◆ Set problem
Tally all lines containing the word "than". Give the number alone.

◆ Exercise material
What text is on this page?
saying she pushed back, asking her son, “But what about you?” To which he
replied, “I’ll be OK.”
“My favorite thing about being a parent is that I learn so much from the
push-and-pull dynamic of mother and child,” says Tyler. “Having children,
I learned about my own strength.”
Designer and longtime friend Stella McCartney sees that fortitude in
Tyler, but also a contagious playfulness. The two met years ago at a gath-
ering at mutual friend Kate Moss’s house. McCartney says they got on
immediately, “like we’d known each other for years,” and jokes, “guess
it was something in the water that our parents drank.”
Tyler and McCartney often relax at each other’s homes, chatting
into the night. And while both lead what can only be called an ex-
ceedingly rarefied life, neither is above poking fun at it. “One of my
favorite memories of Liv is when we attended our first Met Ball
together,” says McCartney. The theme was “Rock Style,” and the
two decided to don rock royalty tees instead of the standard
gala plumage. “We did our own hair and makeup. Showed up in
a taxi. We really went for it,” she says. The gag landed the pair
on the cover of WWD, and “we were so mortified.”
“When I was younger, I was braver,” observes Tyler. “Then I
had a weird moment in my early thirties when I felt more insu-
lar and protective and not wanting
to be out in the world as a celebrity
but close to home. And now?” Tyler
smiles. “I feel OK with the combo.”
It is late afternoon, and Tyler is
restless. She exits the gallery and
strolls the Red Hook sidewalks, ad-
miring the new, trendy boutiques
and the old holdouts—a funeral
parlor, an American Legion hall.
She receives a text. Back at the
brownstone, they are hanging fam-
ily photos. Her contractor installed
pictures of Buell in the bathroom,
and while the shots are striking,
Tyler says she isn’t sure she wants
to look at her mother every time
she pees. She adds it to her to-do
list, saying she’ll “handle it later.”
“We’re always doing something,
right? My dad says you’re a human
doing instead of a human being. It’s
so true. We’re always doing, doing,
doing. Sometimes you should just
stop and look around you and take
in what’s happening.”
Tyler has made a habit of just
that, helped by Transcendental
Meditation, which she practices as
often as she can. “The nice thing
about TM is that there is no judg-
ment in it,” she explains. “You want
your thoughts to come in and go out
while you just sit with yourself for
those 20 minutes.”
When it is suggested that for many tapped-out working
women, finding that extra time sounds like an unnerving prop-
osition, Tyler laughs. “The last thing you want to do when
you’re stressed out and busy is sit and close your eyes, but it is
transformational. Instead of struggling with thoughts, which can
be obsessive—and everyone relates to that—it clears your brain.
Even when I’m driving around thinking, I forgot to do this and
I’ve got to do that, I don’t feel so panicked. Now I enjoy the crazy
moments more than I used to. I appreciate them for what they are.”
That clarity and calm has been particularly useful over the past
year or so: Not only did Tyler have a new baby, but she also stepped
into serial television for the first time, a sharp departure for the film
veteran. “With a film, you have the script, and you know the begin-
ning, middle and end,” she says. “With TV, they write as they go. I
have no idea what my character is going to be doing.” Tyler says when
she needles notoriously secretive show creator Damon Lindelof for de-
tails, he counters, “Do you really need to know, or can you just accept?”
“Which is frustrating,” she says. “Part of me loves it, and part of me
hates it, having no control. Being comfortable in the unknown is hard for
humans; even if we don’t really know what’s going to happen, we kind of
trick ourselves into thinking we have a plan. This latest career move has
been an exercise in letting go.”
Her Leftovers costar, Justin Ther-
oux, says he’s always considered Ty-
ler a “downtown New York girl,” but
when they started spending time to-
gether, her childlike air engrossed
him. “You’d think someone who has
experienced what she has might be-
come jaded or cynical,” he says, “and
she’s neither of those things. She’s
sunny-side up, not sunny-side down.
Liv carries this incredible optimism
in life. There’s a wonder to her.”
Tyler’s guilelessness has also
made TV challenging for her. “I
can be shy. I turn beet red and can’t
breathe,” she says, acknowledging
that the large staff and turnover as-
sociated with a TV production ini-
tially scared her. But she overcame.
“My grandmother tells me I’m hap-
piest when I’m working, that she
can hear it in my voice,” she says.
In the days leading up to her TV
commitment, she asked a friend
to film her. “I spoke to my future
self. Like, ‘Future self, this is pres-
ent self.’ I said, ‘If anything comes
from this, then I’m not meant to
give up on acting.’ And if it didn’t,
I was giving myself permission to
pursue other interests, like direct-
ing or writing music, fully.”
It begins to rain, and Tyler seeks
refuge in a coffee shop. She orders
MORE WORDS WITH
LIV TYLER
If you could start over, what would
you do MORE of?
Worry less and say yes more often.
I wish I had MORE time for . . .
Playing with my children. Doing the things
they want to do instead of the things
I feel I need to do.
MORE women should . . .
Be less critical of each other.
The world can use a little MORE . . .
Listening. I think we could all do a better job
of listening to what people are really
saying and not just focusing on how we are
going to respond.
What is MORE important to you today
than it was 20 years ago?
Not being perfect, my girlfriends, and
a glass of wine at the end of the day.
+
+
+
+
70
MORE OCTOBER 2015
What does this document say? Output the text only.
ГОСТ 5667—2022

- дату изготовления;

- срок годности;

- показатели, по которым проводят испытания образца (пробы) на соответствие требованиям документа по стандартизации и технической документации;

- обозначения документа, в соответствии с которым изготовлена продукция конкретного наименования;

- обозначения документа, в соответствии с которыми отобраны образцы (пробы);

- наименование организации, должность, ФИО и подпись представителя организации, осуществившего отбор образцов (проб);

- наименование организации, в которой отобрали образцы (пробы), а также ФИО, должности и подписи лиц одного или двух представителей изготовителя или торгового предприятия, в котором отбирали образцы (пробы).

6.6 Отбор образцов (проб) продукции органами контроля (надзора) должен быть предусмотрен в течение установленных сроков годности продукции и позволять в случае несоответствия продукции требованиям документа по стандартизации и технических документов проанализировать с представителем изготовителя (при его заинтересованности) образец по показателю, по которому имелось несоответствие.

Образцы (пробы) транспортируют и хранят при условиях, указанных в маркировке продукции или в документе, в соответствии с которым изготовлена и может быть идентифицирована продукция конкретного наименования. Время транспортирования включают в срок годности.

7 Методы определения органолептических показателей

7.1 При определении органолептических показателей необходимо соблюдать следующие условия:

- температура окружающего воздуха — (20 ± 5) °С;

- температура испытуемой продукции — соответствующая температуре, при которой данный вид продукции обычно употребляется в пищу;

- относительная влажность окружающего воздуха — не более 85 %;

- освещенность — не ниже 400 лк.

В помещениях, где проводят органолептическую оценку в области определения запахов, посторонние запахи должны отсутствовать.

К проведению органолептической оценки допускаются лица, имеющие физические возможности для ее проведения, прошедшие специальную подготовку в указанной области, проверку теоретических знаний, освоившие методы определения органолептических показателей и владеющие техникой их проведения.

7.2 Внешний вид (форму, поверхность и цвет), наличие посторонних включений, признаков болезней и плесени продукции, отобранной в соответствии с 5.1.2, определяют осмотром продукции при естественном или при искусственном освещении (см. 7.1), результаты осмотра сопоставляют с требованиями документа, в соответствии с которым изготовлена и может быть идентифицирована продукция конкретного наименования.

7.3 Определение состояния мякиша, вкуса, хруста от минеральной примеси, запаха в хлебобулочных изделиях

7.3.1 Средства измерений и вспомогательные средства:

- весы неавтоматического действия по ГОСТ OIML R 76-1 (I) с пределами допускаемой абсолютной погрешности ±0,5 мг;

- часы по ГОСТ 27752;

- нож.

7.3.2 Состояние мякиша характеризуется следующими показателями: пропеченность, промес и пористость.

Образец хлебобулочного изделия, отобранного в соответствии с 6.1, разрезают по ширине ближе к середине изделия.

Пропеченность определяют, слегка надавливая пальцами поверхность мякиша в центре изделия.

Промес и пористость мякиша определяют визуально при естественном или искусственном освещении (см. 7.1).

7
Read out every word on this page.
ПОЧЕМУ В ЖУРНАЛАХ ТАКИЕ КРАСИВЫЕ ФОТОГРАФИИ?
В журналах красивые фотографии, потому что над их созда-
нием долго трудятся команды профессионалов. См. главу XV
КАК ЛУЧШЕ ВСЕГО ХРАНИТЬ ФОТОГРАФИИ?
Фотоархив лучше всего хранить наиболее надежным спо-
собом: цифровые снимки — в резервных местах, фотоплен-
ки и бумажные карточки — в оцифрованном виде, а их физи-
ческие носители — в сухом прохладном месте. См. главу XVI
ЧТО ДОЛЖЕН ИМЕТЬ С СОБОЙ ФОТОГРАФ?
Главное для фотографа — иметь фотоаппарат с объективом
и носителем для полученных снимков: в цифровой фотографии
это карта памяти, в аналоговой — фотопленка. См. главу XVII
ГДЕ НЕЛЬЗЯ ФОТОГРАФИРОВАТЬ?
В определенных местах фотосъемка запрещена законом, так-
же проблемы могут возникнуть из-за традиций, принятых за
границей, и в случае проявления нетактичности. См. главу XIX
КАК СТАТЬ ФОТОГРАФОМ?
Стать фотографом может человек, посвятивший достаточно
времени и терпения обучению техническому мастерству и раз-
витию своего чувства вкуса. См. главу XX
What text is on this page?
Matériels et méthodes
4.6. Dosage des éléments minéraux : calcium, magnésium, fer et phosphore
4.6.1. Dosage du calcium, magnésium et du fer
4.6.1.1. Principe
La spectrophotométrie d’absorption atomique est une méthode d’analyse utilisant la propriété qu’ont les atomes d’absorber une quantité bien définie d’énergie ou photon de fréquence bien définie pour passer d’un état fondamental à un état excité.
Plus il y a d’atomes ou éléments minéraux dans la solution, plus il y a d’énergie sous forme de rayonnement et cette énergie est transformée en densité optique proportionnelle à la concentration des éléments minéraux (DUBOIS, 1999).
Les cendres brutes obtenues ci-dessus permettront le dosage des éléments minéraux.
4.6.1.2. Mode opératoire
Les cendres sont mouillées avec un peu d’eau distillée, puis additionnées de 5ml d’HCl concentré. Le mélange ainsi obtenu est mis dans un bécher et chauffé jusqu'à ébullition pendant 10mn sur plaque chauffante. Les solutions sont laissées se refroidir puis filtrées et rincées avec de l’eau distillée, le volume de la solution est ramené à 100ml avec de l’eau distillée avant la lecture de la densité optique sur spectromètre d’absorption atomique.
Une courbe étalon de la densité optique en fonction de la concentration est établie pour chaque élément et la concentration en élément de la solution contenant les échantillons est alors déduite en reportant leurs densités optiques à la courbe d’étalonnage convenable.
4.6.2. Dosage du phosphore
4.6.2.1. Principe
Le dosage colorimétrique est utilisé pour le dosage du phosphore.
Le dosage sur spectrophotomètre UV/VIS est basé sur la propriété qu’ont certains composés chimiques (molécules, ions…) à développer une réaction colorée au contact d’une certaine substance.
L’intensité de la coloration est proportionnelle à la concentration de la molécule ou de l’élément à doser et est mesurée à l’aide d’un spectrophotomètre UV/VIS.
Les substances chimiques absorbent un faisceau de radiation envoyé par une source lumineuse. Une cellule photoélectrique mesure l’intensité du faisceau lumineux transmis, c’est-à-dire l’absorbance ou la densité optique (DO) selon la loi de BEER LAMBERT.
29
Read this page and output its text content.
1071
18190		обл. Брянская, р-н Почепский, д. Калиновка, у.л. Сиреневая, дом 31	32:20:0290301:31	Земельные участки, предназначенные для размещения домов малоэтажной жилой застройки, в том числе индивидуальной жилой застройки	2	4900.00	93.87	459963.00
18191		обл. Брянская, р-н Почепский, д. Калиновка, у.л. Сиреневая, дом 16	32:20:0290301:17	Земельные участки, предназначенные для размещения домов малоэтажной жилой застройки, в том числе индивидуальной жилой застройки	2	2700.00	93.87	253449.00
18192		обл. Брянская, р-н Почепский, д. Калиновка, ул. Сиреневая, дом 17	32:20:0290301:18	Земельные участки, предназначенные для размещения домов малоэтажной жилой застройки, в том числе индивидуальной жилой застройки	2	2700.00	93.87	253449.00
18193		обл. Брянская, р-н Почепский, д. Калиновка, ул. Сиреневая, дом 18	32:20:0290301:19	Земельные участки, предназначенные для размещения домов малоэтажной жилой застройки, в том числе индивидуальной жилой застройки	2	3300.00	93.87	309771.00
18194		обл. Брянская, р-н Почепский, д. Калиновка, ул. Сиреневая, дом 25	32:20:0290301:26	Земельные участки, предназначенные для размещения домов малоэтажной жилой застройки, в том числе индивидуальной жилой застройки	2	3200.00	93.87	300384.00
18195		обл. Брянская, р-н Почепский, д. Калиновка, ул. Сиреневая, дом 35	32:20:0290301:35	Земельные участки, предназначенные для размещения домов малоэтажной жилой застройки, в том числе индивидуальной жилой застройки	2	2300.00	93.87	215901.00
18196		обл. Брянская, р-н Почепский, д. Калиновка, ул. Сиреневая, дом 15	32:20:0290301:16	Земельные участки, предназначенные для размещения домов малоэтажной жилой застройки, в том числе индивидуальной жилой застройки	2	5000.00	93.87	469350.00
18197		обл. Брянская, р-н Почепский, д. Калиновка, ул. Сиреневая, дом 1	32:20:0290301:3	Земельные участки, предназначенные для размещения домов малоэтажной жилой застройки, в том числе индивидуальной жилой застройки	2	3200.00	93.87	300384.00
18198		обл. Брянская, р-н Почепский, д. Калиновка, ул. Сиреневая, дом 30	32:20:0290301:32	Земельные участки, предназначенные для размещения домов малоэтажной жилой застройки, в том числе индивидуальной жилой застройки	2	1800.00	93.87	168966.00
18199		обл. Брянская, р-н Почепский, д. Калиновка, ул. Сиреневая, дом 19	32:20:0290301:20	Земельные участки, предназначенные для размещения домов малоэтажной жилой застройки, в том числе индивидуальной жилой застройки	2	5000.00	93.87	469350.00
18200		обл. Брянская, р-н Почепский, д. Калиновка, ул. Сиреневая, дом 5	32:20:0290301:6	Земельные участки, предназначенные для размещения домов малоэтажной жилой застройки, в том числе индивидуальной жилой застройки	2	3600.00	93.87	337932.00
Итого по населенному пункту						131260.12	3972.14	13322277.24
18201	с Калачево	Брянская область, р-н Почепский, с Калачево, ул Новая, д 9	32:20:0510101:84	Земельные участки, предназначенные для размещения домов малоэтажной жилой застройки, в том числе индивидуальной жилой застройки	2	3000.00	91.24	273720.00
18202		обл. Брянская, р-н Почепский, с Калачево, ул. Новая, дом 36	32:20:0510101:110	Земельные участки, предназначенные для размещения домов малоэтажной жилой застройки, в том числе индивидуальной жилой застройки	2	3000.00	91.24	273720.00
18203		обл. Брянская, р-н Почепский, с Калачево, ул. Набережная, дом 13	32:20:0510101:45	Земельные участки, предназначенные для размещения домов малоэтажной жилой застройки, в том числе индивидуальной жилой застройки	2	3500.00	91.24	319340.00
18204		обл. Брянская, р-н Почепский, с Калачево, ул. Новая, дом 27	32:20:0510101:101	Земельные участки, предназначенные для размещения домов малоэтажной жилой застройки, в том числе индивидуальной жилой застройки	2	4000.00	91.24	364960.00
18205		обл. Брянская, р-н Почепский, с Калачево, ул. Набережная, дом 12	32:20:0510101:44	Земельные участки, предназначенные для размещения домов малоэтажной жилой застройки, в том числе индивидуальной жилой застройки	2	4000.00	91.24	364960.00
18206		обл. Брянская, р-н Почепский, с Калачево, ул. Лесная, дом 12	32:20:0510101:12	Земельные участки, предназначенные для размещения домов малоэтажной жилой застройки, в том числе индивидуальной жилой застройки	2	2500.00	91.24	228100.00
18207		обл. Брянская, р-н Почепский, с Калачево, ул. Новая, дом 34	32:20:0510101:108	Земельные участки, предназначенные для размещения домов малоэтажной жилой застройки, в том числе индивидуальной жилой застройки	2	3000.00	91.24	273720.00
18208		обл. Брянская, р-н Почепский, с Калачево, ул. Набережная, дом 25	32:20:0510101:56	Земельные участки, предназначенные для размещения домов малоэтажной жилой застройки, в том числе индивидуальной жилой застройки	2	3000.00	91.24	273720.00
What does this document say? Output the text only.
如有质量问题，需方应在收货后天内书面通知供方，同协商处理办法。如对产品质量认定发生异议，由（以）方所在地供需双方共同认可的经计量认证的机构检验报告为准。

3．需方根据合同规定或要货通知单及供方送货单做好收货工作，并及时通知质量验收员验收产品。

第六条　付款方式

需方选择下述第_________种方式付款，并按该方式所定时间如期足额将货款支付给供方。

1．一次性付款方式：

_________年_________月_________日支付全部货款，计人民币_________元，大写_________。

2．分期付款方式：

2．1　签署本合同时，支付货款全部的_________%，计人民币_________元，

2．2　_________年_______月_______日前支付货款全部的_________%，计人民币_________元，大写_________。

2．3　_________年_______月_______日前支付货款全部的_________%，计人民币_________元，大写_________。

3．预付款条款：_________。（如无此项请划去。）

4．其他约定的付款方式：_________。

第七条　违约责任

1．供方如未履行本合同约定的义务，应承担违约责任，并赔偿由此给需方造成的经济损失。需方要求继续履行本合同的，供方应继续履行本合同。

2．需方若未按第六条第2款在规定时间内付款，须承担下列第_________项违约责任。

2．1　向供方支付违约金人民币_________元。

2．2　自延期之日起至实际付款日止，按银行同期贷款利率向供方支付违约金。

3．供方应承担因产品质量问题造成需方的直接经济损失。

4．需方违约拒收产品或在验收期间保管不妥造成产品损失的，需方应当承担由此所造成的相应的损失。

◆ Task result
2